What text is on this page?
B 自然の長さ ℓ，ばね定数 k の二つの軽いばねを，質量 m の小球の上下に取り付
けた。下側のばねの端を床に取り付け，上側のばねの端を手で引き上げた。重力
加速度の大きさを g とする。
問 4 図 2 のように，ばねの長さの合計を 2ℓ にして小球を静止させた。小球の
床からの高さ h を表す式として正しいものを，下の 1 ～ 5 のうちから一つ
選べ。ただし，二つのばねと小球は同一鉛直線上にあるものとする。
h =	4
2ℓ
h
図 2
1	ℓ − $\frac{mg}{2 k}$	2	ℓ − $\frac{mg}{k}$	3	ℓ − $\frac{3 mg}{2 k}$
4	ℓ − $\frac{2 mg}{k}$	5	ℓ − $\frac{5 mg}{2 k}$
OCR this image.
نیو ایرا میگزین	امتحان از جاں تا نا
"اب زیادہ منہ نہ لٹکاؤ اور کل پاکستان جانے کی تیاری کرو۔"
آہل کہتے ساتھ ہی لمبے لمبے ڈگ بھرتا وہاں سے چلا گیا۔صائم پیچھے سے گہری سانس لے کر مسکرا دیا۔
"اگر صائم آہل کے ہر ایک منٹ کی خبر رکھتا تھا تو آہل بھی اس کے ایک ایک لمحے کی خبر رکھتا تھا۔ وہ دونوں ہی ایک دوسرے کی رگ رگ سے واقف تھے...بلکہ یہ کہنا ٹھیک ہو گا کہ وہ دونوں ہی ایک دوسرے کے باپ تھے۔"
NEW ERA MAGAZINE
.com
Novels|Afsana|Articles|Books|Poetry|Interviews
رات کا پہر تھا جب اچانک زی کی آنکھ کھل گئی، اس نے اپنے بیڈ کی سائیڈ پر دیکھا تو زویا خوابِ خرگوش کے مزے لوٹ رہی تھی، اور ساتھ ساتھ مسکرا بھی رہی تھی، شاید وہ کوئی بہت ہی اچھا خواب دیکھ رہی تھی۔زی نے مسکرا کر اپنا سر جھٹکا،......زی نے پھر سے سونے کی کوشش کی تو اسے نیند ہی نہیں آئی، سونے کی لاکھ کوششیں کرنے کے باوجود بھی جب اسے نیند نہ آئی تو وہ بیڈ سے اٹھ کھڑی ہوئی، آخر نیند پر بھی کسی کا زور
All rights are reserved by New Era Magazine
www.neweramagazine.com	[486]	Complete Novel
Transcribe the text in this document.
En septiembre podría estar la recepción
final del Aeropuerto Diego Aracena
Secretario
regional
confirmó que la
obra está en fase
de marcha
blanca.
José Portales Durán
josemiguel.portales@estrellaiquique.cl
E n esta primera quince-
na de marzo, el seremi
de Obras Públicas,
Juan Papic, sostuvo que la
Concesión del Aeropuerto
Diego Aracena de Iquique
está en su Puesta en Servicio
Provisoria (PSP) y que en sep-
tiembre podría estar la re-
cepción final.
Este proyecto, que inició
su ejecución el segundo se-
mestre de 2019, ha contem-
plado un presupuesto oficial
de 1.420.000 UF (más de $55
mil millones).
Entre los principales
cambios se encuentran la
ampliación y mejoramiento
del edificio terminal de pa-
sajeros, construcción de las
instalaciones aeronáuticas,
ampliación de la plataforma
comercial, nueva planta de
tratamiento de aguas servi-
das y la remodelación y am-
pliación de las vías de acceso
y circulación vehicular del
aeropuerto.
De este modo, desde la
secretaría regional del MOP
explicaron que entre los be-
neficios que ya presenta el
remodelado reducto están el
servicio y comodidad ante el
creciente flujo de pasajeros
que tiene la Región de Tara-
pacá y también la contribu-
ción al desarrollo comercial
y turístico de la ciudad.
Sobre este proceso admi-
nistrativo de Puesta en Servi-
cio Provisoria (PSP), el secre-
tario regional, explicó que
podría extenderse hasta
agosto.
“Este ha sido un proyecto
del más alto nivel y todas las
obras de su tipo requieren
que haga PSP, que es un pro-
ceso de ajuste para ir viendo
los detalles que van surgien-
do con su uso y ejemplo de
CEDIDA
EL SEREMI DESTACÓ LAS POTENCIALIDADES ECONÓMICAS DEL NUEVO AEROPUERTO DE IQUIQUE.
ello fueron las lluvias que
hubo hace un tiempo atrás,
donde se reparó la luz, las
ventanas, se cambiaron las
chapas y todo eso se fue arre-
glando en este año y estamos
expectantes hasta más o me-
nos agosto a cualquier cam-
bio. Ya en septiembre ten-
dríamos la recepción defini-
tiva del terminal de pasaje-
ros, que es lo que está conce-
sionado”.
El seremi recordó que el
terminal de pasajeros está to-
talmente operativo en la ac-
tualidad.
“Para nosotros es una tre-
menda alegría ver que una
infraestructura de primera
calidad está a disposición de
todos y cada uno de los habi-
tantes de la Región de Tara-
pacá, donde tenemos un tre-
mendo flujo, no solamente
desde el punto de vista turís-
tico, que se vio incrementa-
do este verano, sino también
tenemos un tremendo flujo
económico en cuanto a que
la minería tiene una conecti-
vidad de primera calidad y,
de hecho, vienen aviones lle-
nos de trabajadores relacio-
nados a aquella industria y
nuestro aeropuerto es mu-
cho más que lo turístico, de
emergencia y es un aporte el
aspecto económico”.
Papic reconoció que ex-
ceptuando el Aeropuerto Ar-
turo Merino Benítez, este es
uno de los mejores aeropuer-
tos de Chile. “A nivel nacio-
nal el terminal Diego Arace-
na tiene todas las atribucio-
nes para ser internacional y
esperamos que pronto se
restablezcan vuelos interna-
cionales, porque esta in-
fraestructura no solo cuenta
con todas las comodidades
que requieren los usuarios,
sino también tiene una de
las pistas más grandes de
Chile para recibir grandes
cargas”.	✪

▶ [Given exercise]
Write out the full set of records exactly as given.

▶ [Worked solution]
What text is on this page?
B 自然の長さ ℓ，ばね定数 k の二つの軽いばねを，質量 m の小球の上下に取り付
けた。下側のばねの端を床に取り付け，上側のばねの端を手で引き上げた。重力
加速度の大きさを g とする。
問 4 図 2 のように，ばねの長さの合計を 2ℓ にして小球を静止させた。小球の
床からの高さ h を表す式として正しいものを，下の 1 ～ 5 のうちから一つ
選べ。ただし，二つのばねと小球は同一鉛直線上にあるものとする。
h =	4
2ℓ
h
図 2
1	ℓ − $\frac{mg}{2 k}$	2	ℓ − $\frac{mg}{k}$	3	ℓ − $\frac{3 mg}{2 k}$
4	ℓ − $\frac{2 mg}{k}$	5	ℓ − $\frac{5 mg}{2 k}$
OCR this image.
نیو ایرا میگزین	امتحان از جاں تا نا
"اب زیادہ منہ نہ لٹکاؤ اور کل پاکستان جانے کی تیاری کرو۔"
آہل کہتے ساتھ ہی لمبے لمبے ڈگ بھرتا وہاں سے چلا گیا۔صائم پیچھے سے گہری سانس لے کر مسکرا دیا۔
"اگر صائم آہل کے ہر ایک منٹ کی خبر رکھتا تھا تو آہل بھی اس کے ایک ایک لمحے کی خبر رکھتا تھا۔ وہ دونوں ہی ایک دوسرے کی رگ رگ سے واقف تھے...بلکہ یہ کہنا ٹھیک ہو گا کہ وہ دونوں ہی ایک دوسرے کے باپ تھے۔"
NEW ERA MAGAZINE
.com
Novels|Afsana|Articles|Books|Poetry|Interviews
رات کا پہر تھا جب اچانک زی کی آنکھ کھل گئی، اس نے اپنے بیڈ کی سائیڈ پر دیکھا تو زویا خوابِ خرگوش کے مزے لوٹ رہی تھی، اور ساتھ ساتھ مسکرا بھی رہی تھی، شاید وہ کوئی بہت ہی اچھا خواب دیکھ رہی تھی۔زی نے مسکرا کر اپنا سر جھٹکا،......زی نے پھر سے سونے کی کوشش کی تو اسے نیند ہی نہیں آئی، سونے کی لاکھ کوششیں کرنے کے باوجود بھی جب اسے نیند نہ آئی تو وہ بیڈ سے اٹھ کھڑی ہوئی، آخر نیند پر بھی کسی کا زور
All rights are reserved by New Era Magazine
www.neweramagazine.com	[486]	Complete Novel
Transcribe the text in this document.
En septiembre podría estar la recepción
final del Aeropuerto Diego Aracena
Secretario
regional
confirmó que la
obra está en fase
de marcha
blanca.
José Portales Durán
josemiguel.portales@estrellaiquique.cl
E n esta primera quince-
na de marzo, el seremi
de Obras Públicas,
Juan Papic, sostuvo que la
Concesión del Aeropuerto
Diego Aracena de Iquique
está en su Puesta en Servicio
Provisoria (PSP) y que en sep-
tiembre podría estar la re-
cepción final.
Este proyecto, que inició
su ejecución el segundo se-
mestre de 2019, ha contem-
plado un presupuesto oficial
de 1.420.000 UF (más de $55
mil millones).
Entre los principales
cambios se encuentran la
ampliación y mejoramiento
del edificio terminal de pa-
sajeros, construcción de las
instalaciones aeronáuticas,
ampliación de la plataforma
comercial, nueva planta de
tratamiento de aguas servi-
das y la remodelación y am-
pliación de las vías de acceso
y circulación vehicular del
aeropuerto.
De este modo, desde la
secretaría regional del MOP
explicaron que entre los be-
neficios que ya presenta el
remodelado reducto están el
servicio y comodidad ante el
creciente flujo de pasajeros
que tiene la Región de Tara-
pacá y también la contribu-
ción al desarrollo comercial
y turístico de la ciudad.
Sobre este proceso admi-
nistrativo de Puesta en Servi-
cio Provisoria (PSP), el secre-
tario regional, explicó que
podría extenderse hasta
agosto.
“Este ha sido un proyecto
del más alto nivel y todas las
obras de su tipo requieren
que haga PSP, que es un pro-
ceso de ajuste para ir viendo
los detalles que van surgien-
do con su uso y ejemplo de
CEDIDA
EL SEREMI DESTACÓ LAS POTENCIALIDADES ECONÓMICAS DEL NUEVO AEROPUERTO DE IQUIQUE.
ello fueron las lluvias que
hubo hace un tiempo atrás,
donde se reparó la luz, las
ventanas, se cambiaron las
chapas y todo eso se fue arre-
glando en este año y estamos
expectantes hasta más o me-
nos agosto a cualquier cam-
bio. Ya en septiembre ten-
dríamos la recepción defini-
tiva del terminal de pasaje-
ros, que es lo que está conce-
sionado”.
El seremi recordó que el
terminal de pasajeros está to-
talmente operativo en la ac-
tualidad.
“Para nosotros es una tre-
menda alegría ver que una
infraestructura de primera
calidad está a disposición de
todos y cada uno de los habi-
tantes de la Región de Tara-
pacá, donde tenemos un tre-
mendo flujo, no solamente
desde el punto de vista turís-
tico, que se vio incrementa-
do este verano, sino también
tenemos un tremendo flujo
económico en cuanto a que
la minería tiene una conecti-
vidad de primera calidad y,
de hecho, vienen aviones lle-
nos de trabajadores relacio-
nados a aquella industria y
nuestro aeropuerto es mu-
cho más que lo turístico, de
emergencia y es un aporte el
aspecto económico”.
Papic reconoció que ex-
ceptuando el Aeropuerto Ar-
turo Merino Benítez, este es
uno de los mejores aeropuer-
tos de Chile. “A nivel nacio-
nal el terminal Diego Arace-
na tiene todas las atribucio-
nes para ser internacional y
esperamos que pronto se
restablezcan vuelos interna-
cionales, porque esta in-
fraestructura no solo cuenta
con todas las comodidades
que requieren los usuarios,
sino también tiene una de
las pistas más grandes de
Chile para recibir grandes
cargas”.	✪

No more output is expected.